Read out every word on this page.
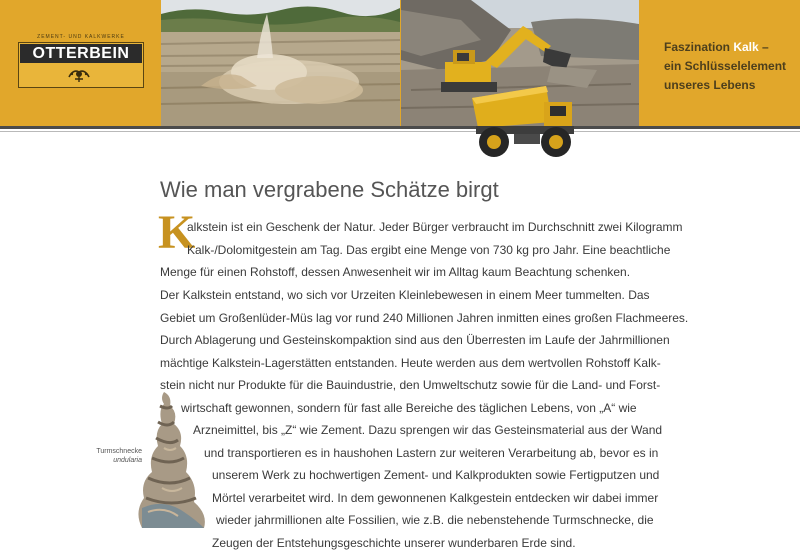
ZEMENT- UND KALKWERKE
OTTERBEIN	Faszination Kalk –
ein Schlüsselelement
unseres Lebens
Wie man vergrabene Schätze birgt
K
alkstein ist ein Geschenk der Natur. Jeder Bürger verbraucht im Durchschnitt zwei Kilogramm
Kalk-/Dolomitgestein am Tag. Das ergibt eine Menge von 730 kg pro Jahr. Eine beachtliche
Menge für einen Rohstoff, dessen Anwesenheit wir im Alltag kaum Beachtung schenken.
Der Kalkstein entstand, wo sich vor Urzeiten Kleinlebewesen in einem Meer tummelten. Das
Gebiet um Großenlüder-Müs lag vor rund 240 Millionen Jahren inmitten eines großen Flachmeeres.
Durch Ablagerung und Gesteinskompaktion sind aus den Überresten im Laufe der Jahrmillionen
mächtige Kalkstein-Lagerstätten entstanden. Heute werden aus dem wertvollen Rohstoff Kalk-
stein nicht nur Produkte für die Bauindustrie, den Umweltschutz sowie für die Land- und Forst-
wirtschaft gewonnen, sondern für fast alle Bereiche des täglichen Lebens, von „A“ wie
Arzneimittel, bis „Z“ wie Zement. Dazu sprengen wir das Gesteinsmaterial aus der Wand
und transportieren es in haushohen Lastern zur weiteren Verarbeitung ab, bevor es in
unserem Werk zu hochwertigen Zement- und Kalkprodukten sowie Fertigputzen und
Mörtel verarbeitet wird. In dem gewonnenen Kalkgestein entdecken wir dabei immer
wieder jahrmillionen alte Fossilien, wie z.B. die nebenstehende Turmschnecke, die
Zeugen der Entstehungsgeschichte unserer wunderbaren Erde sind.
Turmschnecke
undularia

## Stated goal
Search the lines for the word "Kalkstein" and report how many contain it, by number only.

## Answer for this exercise
2